- _Stated goal_:
Provide only the number of lines in the data below that contain the word "serão".

** start of Data rows **

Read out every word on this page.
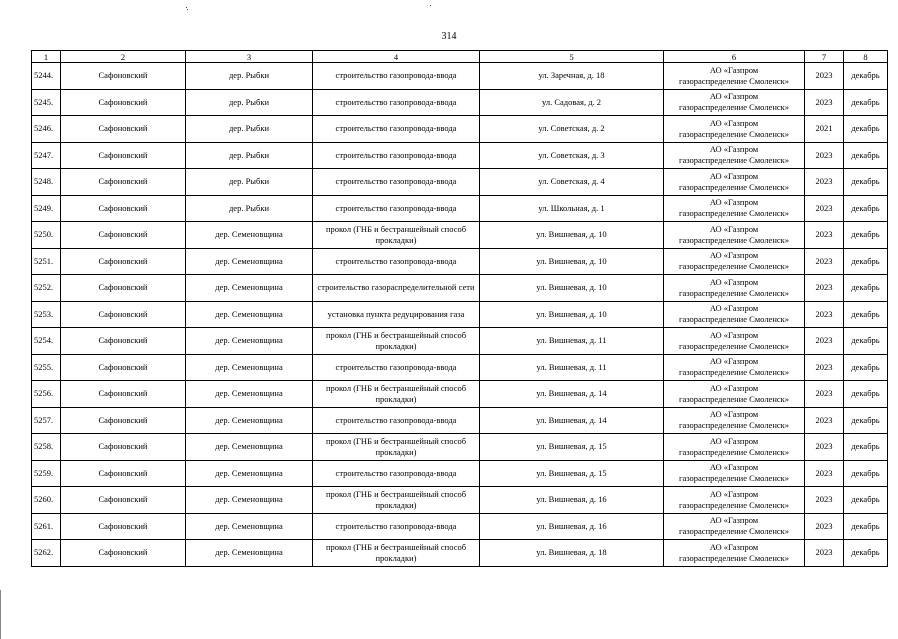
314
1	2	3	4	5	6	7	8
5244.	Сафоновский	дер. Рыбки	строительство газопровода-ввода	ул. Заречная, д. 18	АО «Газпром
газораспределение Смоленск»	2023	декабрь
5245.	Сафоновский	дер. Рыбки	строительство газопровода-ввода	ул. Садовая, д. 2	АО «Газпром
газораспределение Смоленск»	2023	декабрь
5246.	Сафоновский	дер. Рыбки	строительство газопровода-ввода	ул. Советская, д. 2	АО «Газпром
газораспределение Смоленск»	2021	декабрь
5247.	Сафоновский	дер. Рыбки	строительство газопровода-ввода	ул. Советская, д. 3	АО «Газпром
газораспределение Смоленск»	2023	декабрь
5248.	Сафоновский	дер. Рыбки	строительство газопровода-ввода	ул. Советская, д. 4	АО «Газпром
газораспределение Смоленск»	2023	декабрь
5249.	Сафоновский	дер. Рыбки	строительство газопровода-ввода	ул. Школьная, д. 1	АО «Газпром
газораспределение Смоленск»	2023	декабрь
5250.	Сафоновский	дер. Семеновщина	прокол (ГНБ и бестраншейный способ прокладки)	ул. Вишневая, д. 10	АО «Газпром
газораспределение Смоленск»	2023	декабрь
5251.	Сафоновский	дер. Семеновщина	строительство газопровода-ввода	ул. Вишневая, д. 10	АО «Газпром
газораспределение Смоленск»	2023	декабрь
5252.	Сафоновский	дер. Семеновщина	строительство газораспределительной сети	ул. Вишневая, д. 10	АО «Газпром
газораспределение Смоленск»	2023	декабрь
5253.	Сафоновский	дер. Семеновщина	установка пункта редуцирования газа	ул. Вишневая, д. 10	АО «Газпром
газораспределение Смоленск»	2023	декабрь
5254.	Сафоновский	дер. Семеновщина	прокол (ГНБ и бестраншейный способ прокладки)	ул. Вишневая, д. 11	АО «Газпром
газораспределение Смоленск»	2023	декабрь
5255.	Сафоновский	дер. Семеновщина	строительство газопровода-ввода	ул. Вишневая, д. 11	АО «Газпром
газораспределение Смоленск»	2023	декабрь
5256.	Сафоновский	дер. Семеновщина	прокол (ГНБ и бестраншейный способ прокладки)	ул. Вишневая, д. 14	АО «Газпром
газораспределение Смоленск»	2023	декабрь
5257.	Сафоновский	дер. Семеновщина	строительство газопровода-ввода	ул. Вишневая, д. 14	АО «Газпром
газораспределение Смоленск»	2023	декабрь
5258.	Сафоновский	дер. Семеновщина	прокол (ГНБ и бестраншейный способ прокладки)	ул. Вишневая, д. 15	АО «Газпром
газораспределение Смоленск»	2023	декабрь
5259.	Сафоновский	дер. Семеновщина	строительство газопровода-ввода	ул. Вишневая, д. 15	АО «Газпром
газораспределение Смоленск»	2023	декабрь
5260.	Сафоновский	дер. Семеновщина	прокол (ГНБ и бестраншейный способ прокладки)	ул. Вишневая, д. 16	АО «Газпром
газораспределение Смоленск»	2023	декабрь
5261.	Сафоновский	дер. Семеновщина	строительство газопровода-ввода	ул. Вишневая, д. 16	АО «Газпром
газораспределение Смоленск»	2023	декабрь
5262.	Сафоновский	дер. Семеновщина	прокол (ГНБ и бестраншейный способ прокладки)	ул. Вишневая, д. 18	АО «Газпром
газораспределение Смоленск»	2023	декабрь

** end of Data rows **
** start of Data rows **

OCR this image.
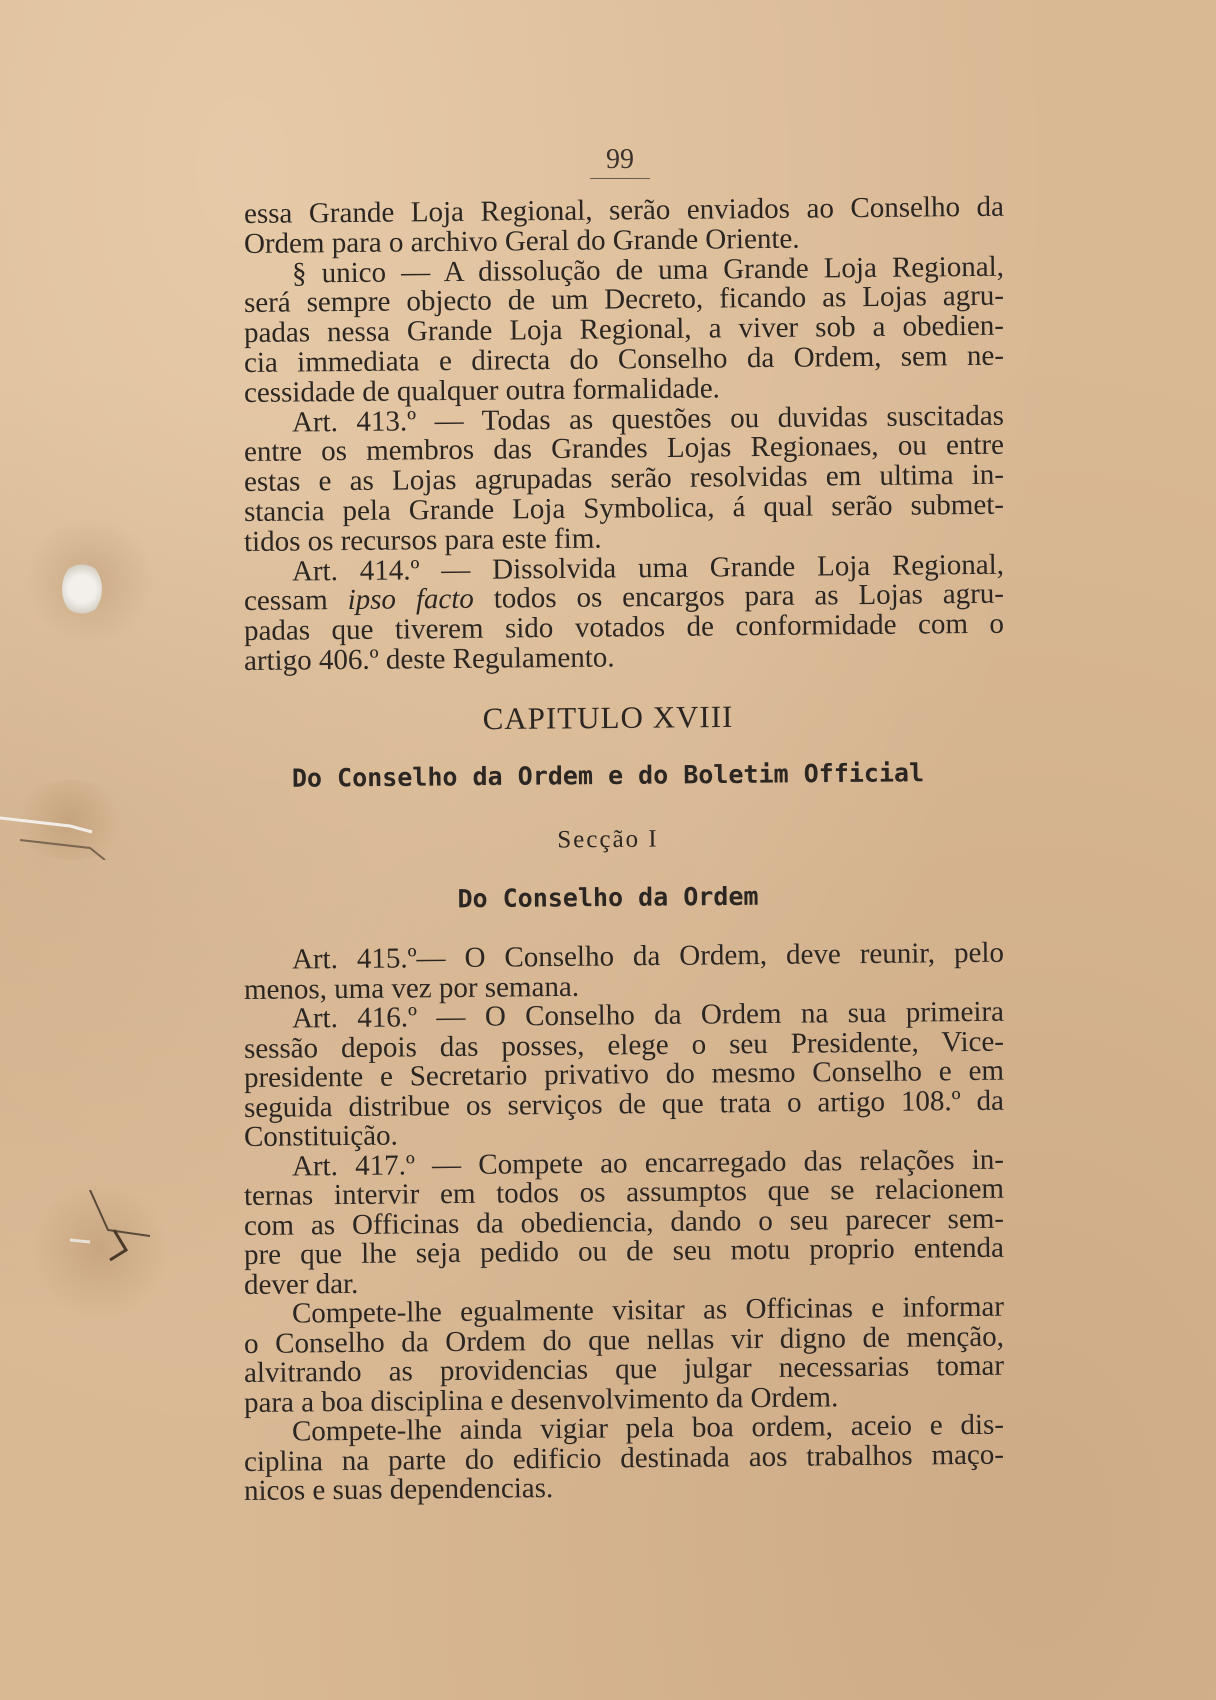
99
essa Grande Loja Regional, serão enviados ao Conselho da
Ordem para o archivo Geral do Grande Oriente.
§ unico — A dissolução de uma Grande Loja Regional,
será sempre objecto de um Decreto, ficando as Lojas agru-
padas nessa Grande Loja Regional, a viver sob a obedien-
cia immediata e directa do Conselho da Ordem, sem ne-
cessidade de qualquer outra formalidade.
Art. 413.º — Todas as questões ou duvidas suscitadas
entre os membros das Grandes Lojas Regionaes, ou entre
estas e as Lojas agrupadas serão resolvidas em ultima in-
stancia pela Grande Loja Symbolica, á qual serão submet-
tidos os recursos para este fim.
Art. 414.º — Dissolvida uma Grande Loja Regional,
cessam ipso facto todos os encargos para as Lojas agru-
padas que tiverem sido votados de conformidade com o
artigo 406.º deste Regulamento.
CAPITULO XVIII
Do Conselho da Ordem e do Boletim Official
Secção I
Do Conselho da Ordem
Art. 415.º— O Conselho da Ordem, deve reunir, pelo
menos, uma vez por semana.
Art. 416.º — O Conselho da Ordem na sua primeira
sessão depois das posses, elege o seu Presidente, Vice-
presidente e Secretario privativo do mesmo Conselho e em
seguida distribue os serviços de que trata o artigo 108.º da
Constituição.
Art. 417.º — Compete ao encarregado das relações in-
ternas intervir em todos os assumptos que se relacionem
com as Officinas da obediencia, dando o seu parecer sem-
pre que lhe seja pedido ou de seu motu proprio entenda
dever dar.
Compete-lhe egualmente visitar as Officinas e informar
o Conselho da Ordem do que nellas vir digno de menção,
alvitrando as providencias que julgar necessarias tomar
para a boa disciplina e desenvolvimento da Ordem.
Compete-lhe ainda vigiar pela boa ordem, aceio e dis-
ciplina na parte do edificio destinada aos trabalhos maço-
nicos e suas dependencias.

** end of Data rows **

- _Problem solution_:
3